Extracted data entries
>> BEGIN

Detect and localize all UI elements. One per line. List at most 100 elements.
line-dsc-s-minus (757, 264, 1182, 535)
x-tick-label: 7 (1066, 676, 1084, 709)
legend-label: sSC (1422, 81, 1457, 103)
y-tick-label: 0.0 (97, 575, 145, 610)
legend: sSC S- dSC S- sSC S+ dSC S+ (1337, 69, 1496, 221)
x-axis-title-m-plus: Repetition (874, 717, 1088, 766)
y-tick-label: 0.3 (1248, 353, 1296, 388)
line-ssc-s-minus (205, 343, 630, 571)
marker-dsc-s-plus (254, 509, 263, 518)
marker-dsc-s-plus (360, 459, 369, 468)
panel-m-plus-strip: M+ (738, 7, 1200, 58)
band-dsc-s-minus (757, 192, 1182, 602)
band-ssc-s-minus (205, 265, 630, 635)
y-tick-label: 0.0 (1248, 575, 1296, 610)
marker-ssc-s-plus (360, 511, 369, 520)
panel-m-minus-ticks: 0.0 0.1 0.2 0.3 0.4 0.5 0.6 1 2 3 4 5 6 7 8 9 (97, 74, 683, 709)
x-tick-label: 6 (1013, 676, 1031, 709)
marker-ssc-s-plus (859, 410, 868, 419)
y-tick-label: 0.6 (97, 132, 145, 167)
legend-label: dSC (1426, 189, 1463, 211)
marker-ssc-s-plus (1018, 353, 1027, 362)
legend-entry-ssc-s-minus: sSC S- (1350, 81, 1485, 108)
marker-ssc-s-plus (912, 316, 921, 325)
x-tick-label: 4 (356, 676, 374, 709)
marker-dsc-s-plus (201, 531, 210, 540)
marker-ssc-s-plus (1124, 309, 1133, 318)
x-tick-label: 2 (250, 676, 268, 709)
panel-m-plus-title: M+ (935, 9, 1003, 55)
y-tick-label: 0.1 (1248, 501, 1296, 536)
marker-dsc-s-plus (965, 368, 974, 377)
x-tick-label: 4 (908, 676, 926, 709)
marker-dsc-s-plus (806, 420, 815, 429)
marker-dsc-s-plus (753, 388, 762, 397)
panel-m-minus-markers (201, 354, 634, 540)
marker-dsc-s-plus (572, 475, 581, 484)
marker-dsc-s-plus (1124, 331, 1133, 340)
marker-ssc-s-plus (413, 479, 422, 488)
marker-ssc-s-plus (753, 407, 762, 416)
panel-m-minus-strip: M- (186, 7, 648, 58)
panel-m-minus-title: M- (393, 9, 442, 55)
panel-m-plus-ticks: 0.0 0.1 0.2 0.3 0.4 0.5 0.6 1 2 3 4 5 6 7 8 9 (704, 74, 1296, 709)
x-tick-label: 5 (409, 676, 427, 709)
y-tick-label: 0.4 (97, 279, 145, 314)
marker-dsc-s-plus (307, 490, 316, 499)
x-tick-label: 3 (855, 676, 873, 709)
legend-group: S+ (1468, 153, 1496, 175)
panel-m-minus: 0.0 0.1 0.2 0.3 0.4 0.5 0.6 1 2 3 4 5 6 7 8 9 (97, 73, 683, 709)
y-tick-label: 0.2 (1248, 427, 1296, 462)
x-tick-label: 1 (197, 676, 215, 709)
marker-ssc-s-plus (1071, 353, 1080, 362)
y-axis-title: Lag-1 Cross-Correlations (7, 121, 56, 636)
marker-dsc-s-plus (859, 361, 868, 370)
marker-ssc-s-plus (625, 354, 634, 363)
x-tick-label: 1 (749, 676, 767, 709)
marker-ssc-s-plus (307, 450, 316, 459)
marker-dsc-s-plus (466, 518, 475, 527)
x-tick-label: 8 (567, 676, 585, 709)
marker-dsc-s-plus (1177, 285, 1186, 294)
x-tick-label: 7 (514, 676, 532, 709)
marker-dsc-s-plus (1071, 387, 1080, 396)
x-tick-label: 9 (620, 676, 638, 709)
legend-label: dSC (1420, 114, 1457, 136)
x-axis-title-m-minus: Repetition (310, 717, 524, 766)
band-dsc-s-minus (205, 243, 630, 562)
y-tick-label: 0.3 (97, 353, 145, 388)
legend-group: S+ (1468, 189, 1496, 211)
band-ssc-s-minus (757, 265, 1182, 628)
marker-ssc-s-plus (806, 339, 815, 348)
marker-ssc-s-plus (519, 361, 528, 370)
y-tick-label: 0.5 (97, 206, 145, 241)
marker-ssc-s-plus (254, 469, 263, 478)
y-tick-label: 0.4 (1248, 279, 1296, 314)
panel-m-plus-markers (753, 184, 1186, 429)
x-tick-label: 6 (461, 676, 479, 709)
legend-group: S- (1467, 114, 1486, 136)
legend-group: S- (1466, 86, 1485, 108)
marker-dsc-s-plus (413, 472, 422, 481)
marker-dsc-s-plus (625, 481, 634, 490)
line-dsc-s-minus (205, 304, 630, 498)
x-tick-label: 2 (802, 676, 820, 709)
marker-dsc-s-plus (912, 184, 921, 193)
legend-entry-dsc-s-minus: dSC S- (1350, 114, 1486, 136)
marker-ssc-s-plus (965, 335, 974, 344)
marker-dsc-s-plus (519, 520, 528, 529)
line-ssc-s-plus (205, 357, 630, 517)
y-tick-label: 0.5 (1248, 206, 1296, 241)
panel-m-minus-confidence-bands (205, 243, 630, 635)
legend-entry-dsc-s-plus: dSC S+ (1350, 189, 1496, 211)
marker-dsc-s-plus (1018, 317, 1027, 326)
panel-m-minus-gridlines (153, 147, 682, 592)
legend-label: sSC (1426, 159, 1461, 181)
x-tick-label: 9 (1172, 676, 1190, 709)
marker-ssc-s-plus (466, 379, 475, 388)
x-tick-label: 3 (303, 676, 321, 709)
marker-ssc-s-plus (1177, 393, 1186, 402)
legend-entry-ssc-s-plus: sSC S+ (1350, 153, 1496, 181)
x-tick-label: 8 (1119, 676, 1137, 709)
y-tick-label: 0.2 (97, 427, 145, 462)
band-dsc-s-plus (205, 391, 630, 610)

>> END

▸ Request:
Extract the lines from the start of the extracted data entries through the line containing "marker-ssc-s-plus (413, 479, 422, 488)", both ends included, and reproduce each one unchanged.

▸ The response:
Detect and localize all UI elements. One per line. List at most 100 elements.
line-dsc-s-minus (757, 264, 1182, 535)
x-tick-label: 7 (1066, 676, 1084, 709)
legend-label: sSC (1422, 81, 1457, 103)
y-tick-label: 0.0 (97, 575, 145, 610)
legend: sSC S- dSC S- sSC S+ dSC S+ (1337, 69, 1496, 221)
x-axis-title-m-plus: Repetition (874, 717, 1088, 766)
y-tick-label: 0.3 (1248, 353, 1296, 388)
line-ssc-s-minus (205, 343, 630, 571)
marker-dsc-s-plus (254, 509, 263, 518)
marker-dsc-s-plus (360, 459, 369, 468)
panel-m-plus-strip: M+ (738, 7, 1200, 58)
band-dsc-s-minus (757, 192, 1182, 602)
band-ssc-s-minus (205, 265, 630, 635)
y-tick-label: 0.0 (1248, 575, 1296, 610)
marker-ssc-s-plus (360, 511, 369, 520)
panel-m-minus-ticks: 0.0 0.1 0.2 0.3 0.4 0.5 0.6 1 2 3 4 5 6 7 8 9 (97, 74, 683, 709)
x-tick-label: 6 (1013, 676, 1031, 709)
marker-ssc-s-plus (859, 410, 868, 419)
y-tick-label: 0.6 (97, 132, 145, 167)
legend-label: dSC (1426, 189, 1463, 211)
marker-ssc-s-plus (1018, 353, 1027, 362)
legend-entry-ssc-s-minus: sSC S- (1350, 81, 1485, 108)
marker-ssc-s-plus (912, 316, 921, 325)
x-tick-label: 4 (356, 676, 374, 709)
marker-dsc-s-plus (201, 531, 210, 540)
marker-ssc-s-plus (1124, 309, 1133, 318)
x-tick-label: 2 (250, 676, 268, 709)
panel-m-plus-title: M+ (935, 9, 1003, 55)
y-tick-label: 0.1 (1248, 501, 1296, 536)
marker-dsc-s-plus (965, 368, 974, 377)
x-tick-label: 4 (908, 676, 926, 709)
marker-dsc-s-plus (806, 420, 815, 429)
marker-dsc-s-plus (753, 388, 762, 397)
panel-m-minus-markers (201, 354, 634, 540)
marker-dsc-s-plus (572, 475, 581, 484)
marker-dsc-s-plus (1124, 331, 1133, 340)
marker-ssc-s-plus (413, 479, 422, 488)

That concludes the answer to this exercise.